• [Written task] Return all lines from the listing below in which the string "prefix" occurs.

(Records from a dataset)
'''
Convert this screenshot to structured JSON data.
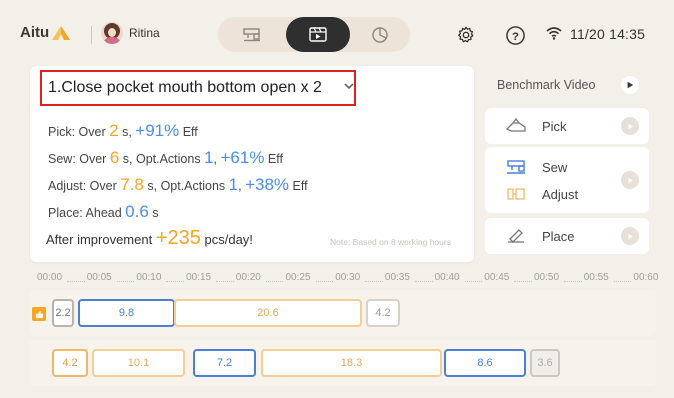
{
  "header": {
    "logo_text": "Aitu",
    "user_name": "Ritina",
    "tabs": [
      {
        "name": "machine",
        "icon": "sewing-machine-icon",
        "active": false
      },
      {
        "name": "video",
        "icon": "video-player-icon",
        "active": true
      },
      {
        "name": "stats",
        "icon": "pie-chart-icon",
        "active": false
      }
    ],
    "datetime": "11/20 14:35"
  },
  "main": {
    "title": "1.Close pocket mouth bottom open x 2",
    "pick": {
      "prefix": "Pick: Over ",
      "sec": "2",
      "sec_unit": " s, ",
      "pct": "+91%",
      "suffix": " Eff"
    },
    "sew": {
      "prefix": "Sew: Over ",
      "sec": "6",
      "sec_unit": " s, ",
      "opt_label": "Opt.Actions ",
      "opt": "1",
      "sep": ", ",
      "pct": "+61%",
      "suffix": " Eff"
    },
    "adjust": {
      "prefix": "Adjust: Over ",
      "sec": "7.8",
      "sec_unit": " s, ",
      "opt_label": "Opt.Actions ",
      "opt": "1",
      "sep": ", ",
      "pct": "+38%",
      "suffix": " Eff"
    },
    "place": {
      "prefix": "Place: Ahead ",
      "sec": "0.6",
      "sec_unit": " s"
    },
    "improve": {
      "prefix": "After improvement ",
      "value": "+235",
      "suffix": " pcs/day!"
    },
    "note": "Note: Based on 8 working hours"
  },
  "benchmark": {
    "title": "Benchmark Video",
    "items": {
      "pick": "Pick",
      "sew": "Sew",
      "adjust": "Adjust",
      "place": "Place"
    }
  },
  "timeline": {
    "ticks": [
      "00:00",
      "00:05",
      "00:10",
      "00:15",
      "00:20",
      "00:25",
      "00:30",
      "00:35",
      "00:40",
      "00:45",
      "00:50",
      "00:55",
      "00:60"
    ],
    "row1": [
      {
        "label": "2.2",
        "type": "gray"
      },
      {
        "label": "9.8",
        "type": "blue"
      },
      {
        "label": "20.6",
        "type": "orange"
      },
      {
        "label": "4.2",
        "type": "grayl"
      }
    ],
    "row2": [
      {
        "label": "4.2",
        "type": "orange-strong"
      },
      {
        "label": "10.1",
        "type": "orange"
      },
      {
        "label": "7.2",
        "type": "blue"
      },
      {
        "label": "18.3",
        "type": "orange"
      },
      {
        "label": "8.6",
        "type": "blue"
      },
      {
        "label": "3.6",
        "type": "gfill"
      }
    ]
  },
  "colors": {
    "accent_orange": "#f5a623",
    "accent_blue": "#4a8fe8",
    "highlight_red": "#e02020"
  }
}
'''
• [Result of this exercise]
      "prefix": "Pick: Over ",
      "prefix": "Sew: Over ",
      "prefix": "Adjust: Over ",
      "prefix": "Place: Ahead ",
      "prefix": "After improvement ",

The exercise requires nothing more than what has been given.